**CUPLIKAN TEKS**.
____
Menakar Luas Lautan Ramadan Dari Lautan Cuma

                                                               Foto Cover Buku Siam Semesta. Dok. Much. Khoiri
Menakar Luas Lautan Ramadan Dari Lautan Cuma

Oleh

Mustajib

 

Secara tak sengaja saya bertemu frase “Lautan Cuma” melalui blog ‘muchkhoiri.com’, rubrik ‘Sastra’. Di situ, Much. Khiori menulis “Sekilas Kumpuis ‘Siam Semesta: Kitab Puisi Sosiawan Leak’”.

Abah Doktor Emcho – demikian saapaan akrab Much. Khoiri -- memperkenalkan dan membahas secara sepintas buku kumpulan puisi tersebut dan kekhasan puisi-puisi yang terkandung di dalamnya. Setidaknya ada 3 poin yang dapat saya apungkan tentang pembahasan tersebut di sini.
____
**ENTRI DITAMPILKAN**.
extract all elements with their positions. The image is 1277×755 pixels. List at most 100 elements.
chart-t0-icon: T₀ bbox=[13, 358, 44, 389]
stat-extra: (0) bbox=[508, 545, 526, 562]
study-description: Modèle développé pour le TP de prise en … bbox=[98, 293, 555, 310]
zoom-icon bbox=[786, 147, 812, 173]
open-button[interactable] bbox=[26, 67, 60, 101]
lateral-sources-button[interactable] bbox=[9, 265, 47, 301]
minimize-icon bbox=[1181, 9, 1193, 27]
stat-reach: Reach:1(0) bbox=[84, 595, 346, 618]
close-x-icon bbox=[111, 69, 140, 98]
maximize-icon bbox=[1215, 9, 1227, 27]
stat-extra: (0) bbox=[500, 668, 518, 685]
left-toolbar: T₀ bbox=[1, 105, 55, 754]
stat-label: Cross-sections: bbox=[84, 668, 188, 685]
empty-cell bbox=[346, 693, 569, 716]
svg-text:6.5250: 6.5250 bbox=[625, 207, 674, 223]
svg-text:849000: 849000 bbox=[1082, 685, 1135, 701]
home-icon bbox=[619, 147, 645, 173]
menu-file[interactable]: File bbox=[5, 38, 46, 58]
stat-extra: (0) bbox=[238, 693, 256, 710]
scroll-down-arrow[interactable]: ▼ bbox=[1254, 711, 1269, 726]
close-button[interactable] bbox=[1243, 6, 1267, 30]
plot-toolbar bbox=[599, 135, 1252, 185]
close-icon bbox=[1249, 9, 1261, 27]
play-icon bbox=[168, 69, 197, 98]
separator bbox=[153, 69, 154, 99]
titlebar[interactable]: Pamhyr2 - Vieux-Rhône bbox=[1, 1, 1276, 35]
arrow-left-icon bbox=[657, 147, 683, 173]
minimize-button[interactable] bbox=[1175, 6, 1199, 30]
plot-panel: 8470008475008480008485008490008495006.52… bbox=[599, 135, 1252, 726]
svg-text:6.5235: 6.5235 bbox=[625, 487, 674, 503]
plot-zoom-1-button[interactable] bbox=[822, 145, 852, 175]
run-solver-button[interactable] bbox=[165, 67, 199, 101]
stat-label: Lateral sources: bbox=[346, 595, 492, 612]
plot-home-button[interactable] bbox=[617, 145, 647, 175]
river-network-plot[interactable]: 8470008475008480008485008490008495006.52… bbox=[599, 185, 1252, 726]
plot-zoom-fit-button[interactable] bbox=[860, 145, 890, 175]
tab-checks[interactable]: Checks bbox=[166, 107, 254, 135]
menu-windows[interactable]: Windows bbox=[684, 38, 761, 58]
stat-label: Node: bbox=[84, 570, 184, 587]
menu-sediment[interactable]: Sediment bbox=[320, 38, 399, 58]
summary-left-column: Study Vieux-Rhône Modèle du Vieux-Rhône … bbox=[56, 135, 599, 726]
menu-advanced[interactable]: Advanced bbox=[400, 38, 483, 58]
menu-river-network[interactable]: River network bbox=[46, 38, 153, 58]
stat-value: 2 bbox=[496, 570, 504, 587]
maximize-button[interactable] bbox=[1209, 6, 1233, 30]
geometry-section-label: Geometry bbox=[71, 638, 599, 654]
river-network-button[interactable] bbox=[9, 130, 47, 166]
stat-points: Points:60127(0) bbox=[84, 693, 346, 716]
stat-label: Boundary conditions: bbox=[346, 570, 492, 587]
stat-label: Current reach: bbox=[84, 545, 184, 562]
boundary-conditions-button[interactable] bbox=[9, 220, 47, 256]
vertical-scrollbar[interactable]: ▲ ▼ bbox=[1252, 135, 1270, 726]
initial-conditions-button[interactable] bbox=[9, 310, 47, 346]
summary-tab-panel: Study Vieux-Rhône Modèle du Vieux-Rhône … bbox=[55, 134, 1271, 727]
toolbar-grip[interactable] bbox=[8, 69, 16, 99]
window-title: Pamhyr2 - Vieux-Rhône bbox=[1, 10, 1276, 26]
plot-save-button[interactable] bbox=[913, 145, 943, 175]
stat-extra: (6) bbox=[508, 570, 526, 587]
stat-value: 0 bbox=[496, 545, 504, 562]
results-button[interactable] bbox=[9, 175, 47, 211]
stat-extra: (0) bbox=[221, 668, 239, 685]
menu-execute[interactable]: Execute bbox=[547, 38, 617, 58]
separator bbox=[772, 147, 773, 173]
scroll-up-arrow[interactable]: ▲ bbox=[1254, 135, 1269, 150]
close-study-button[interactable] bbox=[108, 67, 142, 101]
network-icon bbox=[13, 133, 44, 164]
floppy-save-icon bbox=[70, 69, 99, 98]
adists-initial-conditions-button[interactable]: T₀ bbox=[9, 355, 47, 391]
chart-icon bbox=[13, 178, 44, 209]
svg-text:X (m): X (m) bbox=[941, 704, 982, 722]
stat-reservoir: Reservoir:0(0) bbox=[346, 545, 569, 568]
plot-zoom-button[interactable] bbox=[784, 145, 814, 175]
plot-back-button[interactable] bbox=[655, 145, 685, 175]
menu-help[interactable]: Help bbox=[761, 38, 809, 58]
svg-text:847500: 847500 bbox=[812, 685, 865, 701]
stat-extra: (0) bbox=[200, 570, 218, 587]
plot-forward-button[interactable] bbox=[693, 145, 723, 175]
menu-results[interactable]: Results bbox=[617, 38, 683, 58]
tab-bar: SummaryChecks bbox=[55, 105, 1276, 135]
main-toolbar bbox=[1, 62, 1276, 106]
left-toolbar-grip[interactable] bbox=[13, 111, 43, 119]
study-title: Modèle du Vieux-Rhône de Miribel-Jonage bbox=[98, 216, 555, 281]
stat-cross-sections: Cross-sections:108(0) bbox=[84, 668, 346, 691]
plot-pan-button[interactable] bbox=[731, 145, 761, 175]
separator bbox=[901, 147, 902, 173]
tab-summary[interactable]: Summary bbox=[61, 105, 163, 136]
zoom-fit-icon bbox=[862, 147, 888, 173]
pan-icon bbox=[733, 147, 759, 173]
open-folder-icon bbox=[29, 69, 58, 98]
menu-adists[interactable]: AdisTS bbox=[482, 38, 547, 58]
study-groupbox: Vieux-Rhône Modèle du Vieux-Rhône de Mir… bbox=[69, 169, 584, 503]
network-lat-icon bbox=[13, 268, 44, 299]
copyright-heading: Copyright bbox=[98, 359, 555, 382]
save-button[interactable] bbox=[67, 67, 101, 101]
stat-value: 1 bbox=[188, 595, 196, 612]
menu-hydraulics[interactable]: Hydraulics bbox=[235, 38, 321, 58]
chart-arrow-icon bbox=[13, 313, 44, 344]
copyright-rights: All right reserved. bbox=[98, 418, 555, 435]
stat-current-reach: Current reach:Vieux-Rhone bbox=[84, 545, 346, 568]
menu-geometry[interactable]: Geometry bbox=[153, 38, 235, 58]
____
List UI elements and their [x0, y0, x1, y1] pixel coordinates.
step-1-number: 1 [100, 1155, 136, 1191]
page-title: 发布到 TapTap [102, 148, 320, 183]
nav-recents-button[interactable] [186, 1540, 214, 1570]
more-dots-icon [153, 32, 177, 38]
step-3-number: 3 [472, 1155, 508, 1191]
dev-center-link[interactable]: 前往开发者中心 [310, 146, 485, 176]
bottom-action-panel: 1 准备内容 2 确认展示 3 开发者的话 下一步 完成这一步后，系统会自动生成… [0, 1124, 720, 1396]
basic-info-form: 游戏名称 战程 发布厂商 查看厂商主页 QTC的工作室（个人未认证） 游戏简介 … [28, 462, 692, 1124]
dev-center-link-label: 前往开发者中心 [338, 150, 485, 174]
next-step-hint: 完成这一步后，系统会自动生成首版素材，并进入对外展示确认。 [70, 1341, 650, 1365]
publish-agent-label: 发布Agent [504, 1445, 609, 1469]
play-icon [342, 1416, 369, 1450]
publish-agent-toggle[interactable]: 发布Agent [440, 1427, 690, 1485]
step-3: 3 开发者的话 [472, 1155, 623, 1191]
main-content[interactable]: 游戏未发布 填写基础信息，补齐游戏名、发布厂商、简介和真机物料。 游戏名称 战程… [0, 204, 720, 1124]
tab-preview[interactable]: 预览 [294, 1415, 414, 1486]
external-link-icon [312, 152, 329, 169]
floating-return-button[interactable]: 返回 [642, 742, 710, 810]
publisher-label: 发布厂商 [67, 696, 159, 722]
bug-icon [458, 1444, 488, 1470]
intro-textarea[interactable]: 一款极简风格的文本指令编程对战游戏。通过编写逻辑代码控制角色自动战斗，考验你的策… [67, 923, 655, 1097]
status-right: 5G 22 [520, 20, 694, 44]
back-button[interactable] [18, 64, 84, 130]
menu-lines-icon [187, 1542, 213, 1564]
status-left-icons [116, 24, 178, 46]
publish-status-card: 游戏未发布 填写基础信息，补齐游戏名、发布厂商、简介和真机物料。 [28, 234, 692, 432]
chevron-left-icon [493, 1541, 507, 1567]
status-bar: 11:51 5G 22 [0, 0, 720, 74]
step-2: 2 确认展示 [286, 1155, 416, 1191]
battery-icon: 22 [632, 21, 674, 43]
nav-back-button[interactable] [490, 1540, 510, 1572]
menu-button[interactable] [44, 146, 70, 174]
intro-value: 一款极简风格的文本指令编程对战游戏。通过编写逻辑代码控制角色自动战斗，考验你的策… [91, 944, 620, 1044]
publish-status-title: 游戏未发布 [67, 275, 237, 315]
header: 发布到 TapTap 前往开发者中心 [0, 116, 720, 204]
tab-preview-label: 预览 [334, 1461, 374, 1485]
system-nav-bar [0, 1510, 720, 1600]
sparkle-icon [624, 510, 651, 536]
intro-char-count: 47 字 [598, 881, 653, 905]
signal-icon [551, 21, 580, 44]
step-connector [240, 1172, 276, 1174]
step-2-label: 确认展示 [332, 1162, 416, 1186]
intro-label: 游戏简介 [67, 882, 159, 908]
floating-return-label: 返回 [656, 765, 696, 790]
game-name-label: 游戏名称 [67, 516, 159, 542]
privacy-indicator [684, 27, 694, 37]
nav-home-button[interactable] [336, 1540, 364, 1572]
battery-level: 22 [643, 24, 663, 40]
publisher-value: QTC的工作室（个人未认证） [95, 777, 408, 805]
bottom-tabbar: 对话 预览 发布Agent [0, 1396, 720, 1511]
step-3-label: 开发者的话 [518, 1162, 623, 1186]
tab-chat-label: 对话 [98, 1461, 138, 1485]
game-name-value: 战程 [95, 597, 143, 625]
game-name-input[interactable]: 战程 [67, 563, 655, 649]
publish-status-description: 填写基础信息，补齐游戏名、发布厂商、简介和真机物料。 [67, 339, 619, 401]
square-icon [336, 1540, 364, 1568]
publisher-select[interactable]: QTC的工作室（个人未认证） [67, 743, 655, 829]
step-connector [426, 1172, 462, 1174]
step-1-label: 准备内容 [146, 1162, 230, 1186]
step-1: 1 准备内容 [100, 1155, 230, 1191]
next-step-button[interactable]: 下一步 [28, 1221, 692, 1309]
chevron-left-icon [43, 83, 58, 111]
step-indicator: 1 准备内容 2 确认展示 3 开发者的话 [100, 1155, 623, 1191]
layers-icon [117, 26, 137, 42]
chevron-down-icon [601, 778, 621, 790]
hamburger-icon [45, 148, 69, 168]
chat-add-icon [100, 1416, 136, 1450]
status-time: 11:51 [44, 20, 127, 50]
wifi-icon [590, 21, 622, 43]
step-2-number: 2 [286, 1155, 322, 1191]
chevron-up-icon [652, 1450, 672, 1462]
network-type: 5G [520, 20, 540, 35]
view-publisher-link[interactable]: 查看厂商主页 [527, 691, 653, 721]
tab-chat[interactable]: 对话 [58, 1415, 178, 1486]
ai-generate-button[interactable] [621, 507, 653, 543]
____
**SOAL LATIHAN**.
**A)** Siapa saja orang yang namanya disebut dalam tulisan tentang Lautan Cuma? Tulis semuanya.
**B)** Lanjutkan tulisan tentang Lautan Cuma mulai dari titik terakhirnya.

**HASIL**.
**A)** Mustajib, Much. Khoiri (Abah Doktor Emcho), Sosiawan Leak

**B)**
Pertama, ke-29 puisi yang terhimpun dalam buku tersebut pernah dibaca secara live dalam program “Binar Ramadhan” yang ditayangkan TV9 Nusantara setiap menjelang azan magrib dan usai waktu sahur selama bulan Ramadan (April – Mei) tahun 2022, atau 1443 Hijriah lalu.

Kedua, dalam pemublikasian ini, puisi-puisi tersebut disertai dengan barcode yang dapat di-scan dengan telepon seluler (ponsel) sehingga pembaca dapat melihat dan/atau menikmati secara langsung cara dan/atau seninya sang penyair membacakan puisi-puisinya.

Dan ketiga, terakhir, puisi-puisinya bernuansa Islami. Pilihan kata-katanya dan pemakaian simbol-simbolnya benar-benar terasa memancarkan suasana Islami. Kekentalan suasana yang demikian itu antara lain dapat dirasakan melalui puisi “Lautan Berkah”, dengan larik-larik sebagai berikut.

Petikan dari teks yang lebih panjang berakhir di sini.